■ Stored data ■
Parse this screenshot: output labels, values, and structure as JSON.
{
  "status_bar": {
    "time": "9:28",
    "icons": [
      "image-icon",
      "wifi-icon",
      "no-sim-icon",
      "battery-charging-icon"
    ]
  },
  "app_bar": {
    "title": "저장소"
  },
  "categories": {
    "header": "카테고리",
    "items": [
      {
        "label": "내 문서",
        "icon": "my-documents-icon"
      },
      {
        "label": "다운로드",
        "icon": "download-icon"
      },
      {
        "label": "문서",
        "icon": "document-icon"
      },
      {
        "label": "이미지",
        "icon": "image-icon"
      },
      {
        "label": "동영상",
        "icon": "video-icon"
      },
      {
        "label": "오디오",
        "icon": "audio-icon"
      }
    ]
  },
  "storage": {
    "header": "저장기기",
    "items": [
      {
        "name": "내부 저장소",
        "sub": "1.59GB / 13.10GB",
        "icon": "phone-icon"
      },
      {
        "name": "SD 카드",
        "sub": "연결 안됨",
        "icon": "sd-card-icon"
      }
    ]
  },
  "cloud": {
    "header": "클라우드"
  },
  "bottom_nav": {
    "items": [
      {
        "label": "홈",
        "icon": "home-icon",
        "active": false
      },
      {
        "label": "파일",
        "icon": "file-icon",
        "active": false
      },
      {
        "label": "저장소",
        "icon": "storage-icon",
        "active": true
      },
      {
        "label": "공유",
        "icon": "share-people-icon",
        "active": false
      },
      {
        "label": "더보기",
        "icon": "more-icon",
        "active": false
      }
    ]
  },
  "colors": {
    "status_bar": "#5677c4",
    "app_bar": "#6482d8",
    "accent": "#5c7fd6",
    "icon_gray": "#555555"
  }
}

■ Problem to solve ■
Copy all lines from the entries that contain the word "header".

■ Answer ■
    "header": "카테고리",
    "header": "저장기기",
    "header": "클라우드"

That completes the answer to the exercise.